Work to be completed:
Retype the records below exactly as they appear, but leave out any pictures.

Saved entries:
=-=-=
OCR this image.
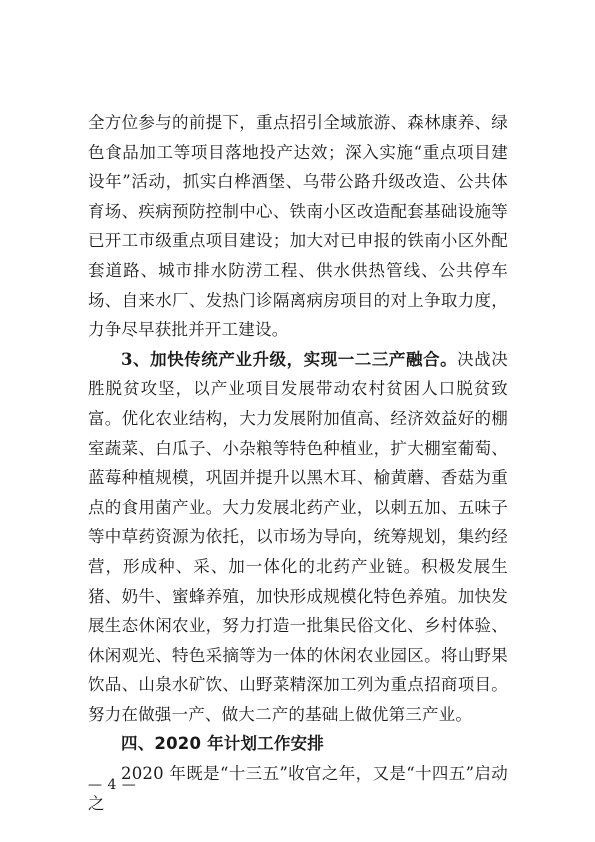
全方位参与的前提下，重点招引全域旅游、森林康养、绿色食品加工等项目落地投产达效；深入实施“重点项目建设年”活动，抓实白桦酒堡、乌带公路升级改造、公共体育场、疾病预防控制中心、铁南小区改造配套基础设施等已开工市级重点项目建设；加大对已申报的铁南小区外配套道路、城市排水防涝工程、供水供热管线、公共停车场、自来水厂、发热门诊隔离病房项目的对上争取力度，力争尽早获批并开工建设。

3、加快传统产业升级，实现一二三产融合。决战决胜脱贫攻坚，以产业项目发展带动农村贫困人口脱贫致富。优化农业结构，大力发展附加值高、经济效益好的棚室蔬菜、白瓜子、小杂粮等特色种植业，扩大棚室葡萄、蓝莓种植规模，巩固并提升以黑木耳、榆黄蘑、香菇为重点的食用菌产业。大力发展北药产业，以刺五加、五味子等中草药资源为依托，以市场为导向，统筹规划，集约经营，形成种、采、加一体化的北药产业链。积极发展生猪、奶牛、蜜蜂养殖，加快形成规模化特色养殖。加快发展生态休闲农业，努力打造一批集民俗文化、乡村体验、休闲观光、特色采摘等为一体的休闲农业园区。将山野果饮品、山泉水矿饮、山野菜精深加工列为重点招商项目。努力在做强一产、做大二产的基础上做优第三产业。

四、2020 年计划工作安排

2020 年既是“十三五”收官之年，又是“十四五”启动之

— 4 —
=-=-=
Written answer:
OCR this image.
全方位参与的前提下，重点招引全域旅游、森林康养、绿色食品加工等项目落地投产达效；深入实施“重点项目建设年”活动，抓实白桦酒堡、乌带公路升级改造、公共体育场、疾病预防控制中心、铁南小区改造配套基础设施等已开工市级重点项目建设；加大对已申报的铁南小区外配套道路、城市排水防涝工程、供水供热管线、公共停车场、自来水厂、发热门诊隔离病房项目的对上争取力度，力争尽早获批并开工建设。

3、加快传统产业升级，实现一二三产融合。决战决胜脱贫攻坚，以产业项目发展带动农村贫困人口脱贫致富。优化农业结构，大力发展附加值高、经济效益好的棚室蔬菜、白瓜子、小杂粮等特色种植业，扩大棚室葡萄、蓝莓种植规模，巩固并提升以黑木耳、榆黄蘑、香菇为重点的食用菌产业。大力发展北药产业，以刺五加、五味子等中草药资源为依托，以市场为导向，统筹规划，集约经营，形成种、采、加一体化的北药产业链。积极发展生猪、奶牛、蜜蜂养殖，加快形成规模化特色养殖。加快发展生态休闲农业，努力打造一批集民俗文化、乡村体验、休闲观光、特色采摘等为一体的休闲农业园区。将山野果饮品、山泉水矿饮、山野菜精深加工列为重点招商项目。努力在做强一产、做大二产的基础上做优第三产业。

四、2020 年计划工作安排

2020 年既是“十三五”收官之年，又是“十四五”启动之

— 4 —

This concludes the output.